↓↓↓
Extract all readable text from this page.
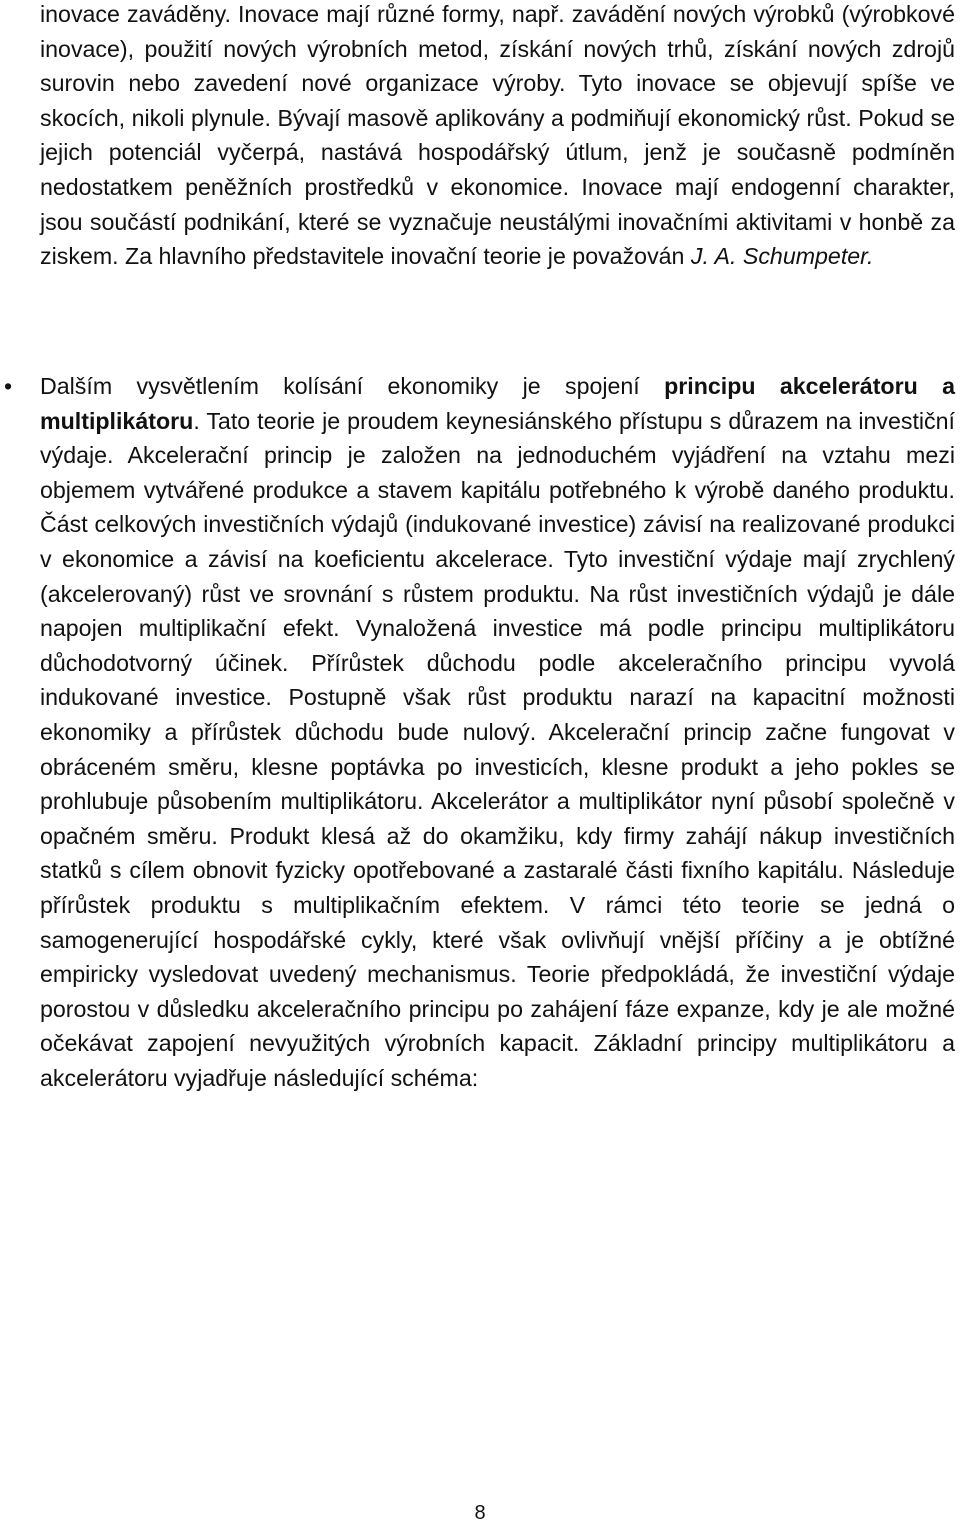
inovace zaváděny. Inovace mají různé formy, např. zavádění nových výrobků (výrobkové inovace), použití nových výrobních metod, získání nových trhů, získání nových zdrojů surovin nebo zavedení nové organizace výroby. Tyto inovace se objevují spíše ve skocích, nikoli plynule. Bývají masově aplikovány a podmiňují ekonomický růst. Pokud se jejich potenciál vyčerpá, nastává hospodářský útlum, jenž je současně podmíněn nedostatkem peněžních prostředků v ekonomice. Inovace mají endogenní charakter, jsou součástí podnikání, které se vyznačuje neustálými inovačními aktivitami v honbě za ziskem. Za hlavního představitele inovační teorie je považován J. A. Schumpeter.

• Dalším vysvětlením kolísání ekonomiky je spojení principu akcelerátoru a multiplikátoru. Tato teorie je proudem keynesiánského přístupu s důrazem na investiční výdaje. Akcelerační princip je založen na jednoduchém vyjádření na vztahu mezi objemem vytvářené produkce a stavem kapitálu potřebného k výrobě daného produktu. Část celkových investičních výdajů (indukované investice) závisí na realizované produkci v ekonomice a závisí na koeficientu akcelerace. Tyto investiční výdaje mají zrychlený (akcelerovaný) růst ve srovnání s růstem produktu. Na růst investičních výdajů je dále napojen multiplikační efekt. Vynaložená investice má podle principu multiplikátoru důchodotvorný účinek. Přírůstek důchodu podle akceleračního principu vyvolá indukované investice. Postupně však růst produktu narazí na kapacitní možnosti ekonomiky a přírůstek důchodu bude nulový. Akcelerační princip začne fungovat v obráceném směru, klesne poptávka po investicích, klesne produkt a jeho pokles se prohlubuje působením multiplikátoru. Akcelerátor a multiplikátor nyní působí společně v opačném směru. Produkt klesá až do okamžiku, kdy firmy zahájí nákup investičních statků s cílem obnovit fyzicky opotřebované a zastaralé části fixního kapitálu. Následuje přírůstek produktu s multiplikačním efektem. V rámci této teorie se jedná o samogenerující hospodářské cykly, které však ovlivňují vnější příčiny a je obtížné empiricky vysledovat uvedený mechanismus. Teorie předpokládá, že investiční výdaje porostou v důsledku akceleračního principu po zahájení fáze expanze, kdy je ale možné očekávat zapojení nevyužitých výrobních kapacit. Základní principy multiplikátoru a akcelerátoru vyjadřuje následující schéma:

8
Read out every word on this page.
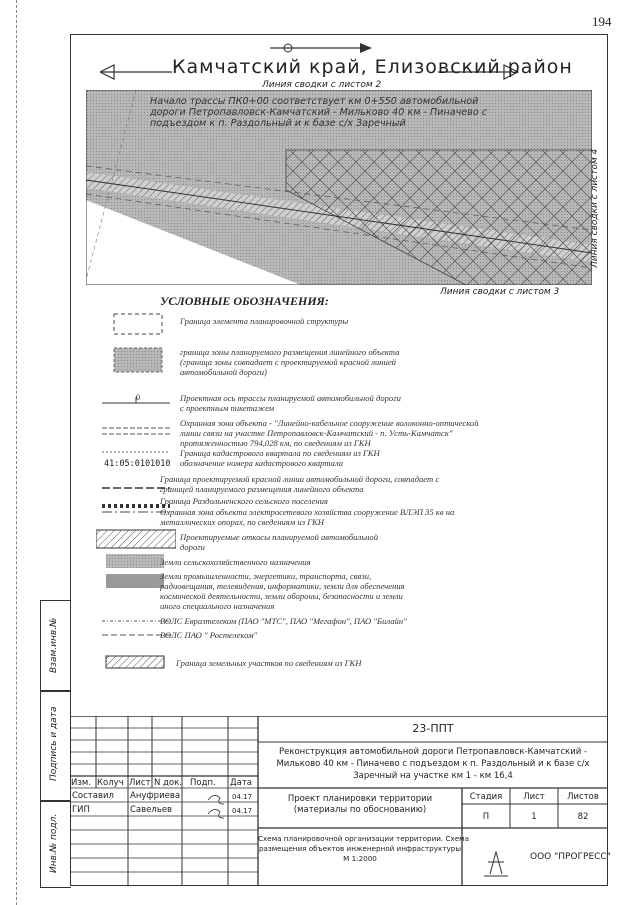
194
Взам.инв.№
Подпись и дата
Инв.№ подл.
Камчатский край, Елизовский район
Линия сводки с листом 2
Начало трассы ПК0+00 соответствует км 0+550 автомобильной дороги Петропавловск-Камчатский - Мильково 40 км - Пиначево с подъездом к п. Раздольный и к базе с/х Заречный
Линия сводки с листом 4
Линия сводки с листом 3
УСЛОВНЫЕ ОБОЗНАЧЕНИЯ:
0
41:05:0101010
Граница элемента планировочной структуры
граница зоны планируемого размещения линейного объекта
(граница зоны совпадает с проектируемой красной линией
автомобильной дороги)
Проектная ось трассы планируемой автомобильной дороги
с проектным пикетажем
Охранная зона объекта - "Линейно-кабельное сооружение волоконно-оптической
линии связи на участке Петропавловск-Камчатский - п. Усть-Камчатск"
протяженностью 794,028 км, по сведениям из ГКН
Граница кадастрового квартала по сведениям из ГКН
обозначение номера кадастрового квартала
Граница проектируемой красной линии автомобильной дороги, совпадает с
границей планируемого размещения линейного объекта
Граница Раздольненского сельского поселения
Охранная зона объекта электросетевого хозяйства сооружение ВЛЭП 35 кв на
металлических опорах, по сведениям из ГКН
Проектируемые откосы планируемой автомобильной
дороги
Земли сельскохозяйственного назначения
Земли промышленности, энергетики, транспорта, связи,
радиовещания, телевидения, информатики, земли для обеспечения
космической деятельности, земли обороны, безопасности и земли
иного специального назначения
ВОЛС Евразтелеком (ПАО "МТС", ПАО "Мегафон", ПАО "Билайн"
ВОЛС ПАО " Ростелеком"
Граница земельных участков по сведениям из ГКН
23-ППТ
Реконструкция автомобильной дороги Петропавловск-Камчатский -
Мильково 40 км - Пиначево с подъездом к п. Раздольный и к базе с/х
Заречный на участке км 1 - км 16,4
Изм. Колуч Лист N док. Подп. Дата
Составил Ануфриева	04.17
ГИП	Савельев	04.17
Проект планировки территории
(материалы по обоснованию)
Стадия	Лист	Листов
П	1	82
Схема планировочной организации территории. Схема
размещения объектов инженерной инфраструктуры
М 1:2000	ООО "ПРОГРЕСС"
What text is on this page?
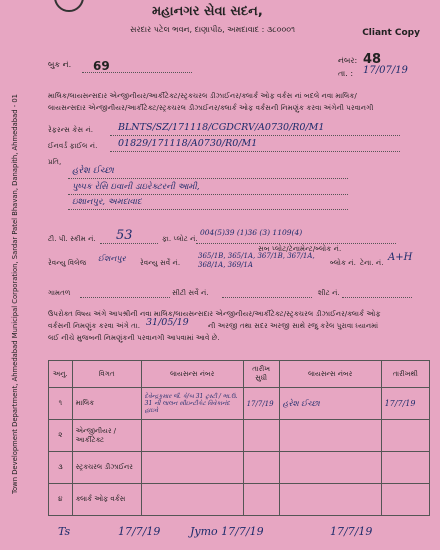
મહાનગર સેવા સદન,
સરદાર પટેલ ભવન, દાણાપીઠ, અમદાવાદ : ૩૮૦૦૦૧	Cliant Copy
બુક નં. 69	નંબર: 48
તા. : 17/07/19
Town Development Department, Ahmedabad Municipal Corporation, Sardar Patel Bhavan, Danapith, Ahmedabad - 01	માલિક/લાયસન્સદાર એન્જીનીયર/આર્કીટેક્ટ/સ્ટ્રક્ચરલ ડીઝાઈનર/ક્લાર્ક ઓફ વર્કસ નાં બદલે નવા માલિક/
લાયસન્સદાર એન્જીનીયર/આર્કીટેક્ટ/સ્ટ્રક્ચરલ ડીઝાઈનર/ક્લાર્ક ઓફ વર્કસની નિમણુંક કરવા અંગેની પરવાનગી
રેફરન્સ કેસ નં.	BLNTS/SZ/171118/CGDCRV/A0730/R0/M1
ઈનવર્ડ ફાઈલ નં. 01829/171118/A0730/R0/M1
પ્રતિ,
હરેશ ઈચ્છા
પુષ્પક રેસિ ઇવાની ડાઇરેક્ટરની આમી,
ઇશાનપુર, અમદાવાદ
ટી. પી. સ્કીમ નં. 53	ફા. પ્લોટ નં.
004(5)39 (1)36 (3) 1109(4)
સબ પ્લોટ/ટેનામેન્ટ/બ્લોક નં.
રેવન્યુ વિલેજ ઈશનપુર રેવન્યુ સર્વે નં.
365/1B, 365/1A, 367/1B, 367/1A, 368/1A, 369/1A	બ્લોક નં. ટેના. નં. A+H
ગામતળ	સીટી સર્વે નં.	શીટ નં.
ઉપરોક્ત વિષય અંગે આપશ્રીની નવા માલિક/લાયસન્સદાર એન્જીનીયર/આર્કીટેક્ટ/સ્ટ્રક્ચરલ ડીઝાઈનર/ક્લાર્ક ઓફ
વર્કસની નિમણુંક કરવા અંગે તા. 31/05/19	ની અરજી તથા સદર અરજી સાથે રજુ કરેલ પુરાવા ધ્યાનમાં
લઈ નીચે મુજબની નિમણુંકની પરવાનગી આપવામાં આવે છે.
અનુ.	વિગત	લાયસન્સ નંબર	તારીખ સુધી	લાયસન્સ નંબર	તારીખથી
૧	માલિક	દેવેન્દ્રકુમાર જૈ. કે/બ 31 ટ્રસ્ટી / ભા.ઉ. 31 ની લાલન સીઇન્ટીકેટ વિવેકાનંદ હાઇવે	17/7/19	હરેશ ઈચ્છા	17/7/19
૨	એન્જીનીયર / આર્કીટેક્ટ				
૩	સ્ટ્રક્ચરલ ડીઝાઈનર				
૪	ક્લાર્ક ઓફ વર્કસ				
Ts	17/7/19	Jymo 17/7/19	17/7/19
↑↑↑
- [GIVEN TASK]
Retype each record exactly as it stands, but do not include the pictures.

- [RESULT]
Extract all readable text from this page.
inovace zaváděny. Inovace mají různé formy, např. zavádění nových výrobků (výrobkové inovace), použití nových výrobních metod, získání nových trhů, získání nových zdrojů surovin nebo zavedení nové organizace výroby. Tyto inovace se objevují spíše ve skocích, nikoli plynule. Bývají masově aplikovány a podmiňují ekonomický růst. Pokud se jejich potenciál vyčerpá, nastává hospodářský útlum, jenž je současně podmíněn nedostatkem peněžních prostředků v ekonomice. Inovace mají endogenní charakter, jsou součástí podnikání, které se vyznačuje neustálými inovačními aktivitami v honbě za ziskem. Za hlavního představitele inovační teorie je považován J. A. Schumpeter.

• Dalším vysvětlením kolísání ekonomiky je spojení principu akcelerátoru a multiplikátoru. Tato teorie je proudem keynesiánského přístupu s důrazem na investiční výdaje. Akcelerační princip je založen na jednoduchém vyjádření na vztahu mezi objemem vytvářené produkce a stavem kapitálu potřebného k výrobě daného produktu. Část celkových investičních výdajů (indukované investice) závisí na realizované produkci v ekonomice a závisí na koeficientu akcelerace. Tyto investiční výdaje mají zrychlený (akcelerovaný) růst ve srovnání s růstem produktu. Na růst investičních výdajů je dále napojen multiplikační efekt. Vynaložená investice má podle principu multiplikátoru důchodotvorný účinek. Přírůstek důchodu podle akceleračního principu vyvolá indukované investice. Postupně však růst produktu narazí na kapacitní možnosti ekonomiky a přírůstek důchodu bude nulový. Akcelerační princip začne fungovat v obráceném směru, klesne poptávka po investicích, klesne produkt a jeho pokles se prohlubuje působením multiplikátoru. Akcelerátor a multiplikátor nyní působí společně v opačném směru. Produkt klesá až do okamžiku, kdy firmy zahájí nákup investičních statků s cílem obnovit fyzicky opotřebované a zastaralé části fixního kapitálu. Následuje přírůstek produktu s multiplikačním efektem. V rámci této teorie se jedná o samogenerující hospodářské cykly, které však ovlivňují vnější příčiny a je obtížné empiricky vysledovat uvedený mechanismus. Teorie předpokládá, že investiční výdaje porostou v důsledku akceleračního principu po zahájení fáze expanze, kdy je ale možné očekávat zapojení nevyužitých výrobních kapacit. Základní principy multiplikátoru a akcelerátoru vyjadřuje následující schéma:

8
Read out every word on this page.
194
Взам.инв.№
Подпись и дата
Инв.№ подл.
Камчатский край, Елизовский район
Линия сводки с листом 2
Начало трассы ПК0+00 соответствует км 0+550 автомобильной дороги Петропавловск-Камчатский - Мильково 40 км - Пиначево с подъездом к п. Раздольный и к базе с/х Заречный
Линия сводки с листом 4
Линия сводки с листом 3
УСЛОВНЫЕ ОБОЗНАЧЕНИЯ:
0
41:05:0101010
Граница элемента планировочной структуры
граница зоны планируемого размещения линейного объекта
(граница зоны совпадает с проектируемой красной линией
автомобильной дороги)
Проектная ось трассы планируемой автомобильной дороги
с проектным пикетажем
Охранная зона объекта - "Линейно-кабельное сооружение волоконно-оптической
линии связи на участке Петропавловск-Камчатский - п. Усть-Камчатск"
протяженностью 794,028 км, по сведениям из ГКН
Граница кадастрового квартала по сведениям из ГКН
обозначение номера кадастрового квартала
Граница проектируемой красной линии автомобильной дороги, совпадает с
границей планируемого размещения линейного объекта
Граница Раздольненского сельского поселения
Охранная зона объекта электросетевого хозяйства сооружение ВЛЭП 35 кв на
металлических опорах, по сведениям из ГКН
Проектируемые откосы планируемой автомобильной
дороги
Земли сельскохозяйственного назначения
Земли промышленности, энергетики, транспорта, связи,
радиовещания, телевидения, информатики, земли для обеспечения
космической деятельности, земли обороны, безопасности и земли
иного специального назначения
ВОЛС Евразтелеком (ПАО "МТС", ПАО "Мегафон", ПАО "Билайн"
ВОЛС ПАО " Ростелеком"
Граница земельных участков по сведениям из ГКН
23-ППТ
Реконструкция автомобильной дороги Петропавловск-Камчатский -
Мильково 40 км - Пиначево с подъездом к п. Раздольный и к базе с/х
Заречный на участке км 1 - км 16,4
Изм. Колуч Лист N док. Подп. Дата
Составил Ануфриева	04.17
ГИП	Савельев	04.17
Проект планировки территории
(материалы по обоснованию)
Стадия	Лист	Листов
П	1	82
Схема планировочной организации территории. Схема
размещения объектов инженерной инфраструктуры
М 1:2000	ООО "ПРОГРЕСС"
What text is on this page?
મહાનગર સેવા સદન,
સરદાર પટેલ ભવન, દાણાપીઠ, અમદાવાદ : ૩૮૦૦૦૧	Cliant Copy
બુક નં. 69	નંબર: 48
તા. : 17/07/19
Town Development Department, Ahmedabad Municipal Corporation, Sardar Patel Bhavan, Danapith, Ahmedabad - 01	માલિક/લાયસન્સદાર એન્જીનીયર/આર્કીટેક્ટ/સ્ટ્રક્ચરલ ડીઝાઈનર/ક્લાર્ક ઓફ વર્કસ નાં બદલે નવા માલિક/
લાયસન્સદાર એન્જીનીયર/આર્કીટેક્ટ/સ્ટ્રક્ચરલ ડીઝાઈનર/ક્લાર્ક ઓફ વર્કસની નિમણુંક કરવા અંગેની પરવાનગી
રેફરન્સ કેસ નં.	BLNTS/SZ/171118/CGDCRV/A0730/R0/M1
ઈનવર્ડ ફાઈલ નં. 01829/171118/A0730/R0/M1
પ્રતિ,
હરેશ ઈચ્છા
પુષ્પક રેસિ ઇવાની ડાઇરેક્ટરની આમી,
ઇશાનપુર, અમદાવાદ
ટી. પી. સ્કીમ નં. 53	ફા. પ્લોટ નં.
004(5)39 (1)36 (3) 1109(4)
સબ પ્લોટ/ટેનામેન્ટ/બ્લોક નં.
રેવન્યુ વિલેજ ઈશનપુર રેવન્યુ સર્વે નં.
365/1B, 365/1A, 367/1B, 367/1A, 368/1A, 369/1A	બ્લોક નં. ટેના. નં. A+H
ગામતળ	સીટી સર્વે નં.	શીટ નં.
ઉપરોક્ત વિષય અંગે આપશ્રીની નવા માલિક/લાયસન્સદાર એન્જીનીયર/આર્કીટેક્ટ/સ્ટ્રક્ચરલ ડીઝાઈનર/ક્લાર્ક ઓફ
વર્કસની નિમણુંક કરવા અંગે તા. 31/05/19	ની અરજી તથા સદર અરજી સાથે રજુ કરેલ પુરાવા ધ્યાનમાં
લઈ નીચે મુજબની નિમણુંકની પરવાનગી આપવામાં આવે છે.
અનુ.	વિગત	લાયસન્સ નંબર	તારીખ સુધી	લાયસન્સ નંબર	તારીખથી
૧	માલિક	દેવેન્દ્રકુમાર જૈ. કે/બ 31 ટ્રસ્ટી / ભા.ઉ. 31 ની લાલન સીઇન્ટીકેટ વિવેકાનંદ હાઇવે	17/7/19	હરેશ ઈચ્છા	17/7/19
૨	એન્જીનીયર / આર્કીટેક્ટ				
૩	સ્ટ્રક્ચરલ ડીઝાઈનર				
૪	ક્લાર્ક ઓફ વર્કસ				
Ts	17/7/19	Jymo 17/7/19	17/7/19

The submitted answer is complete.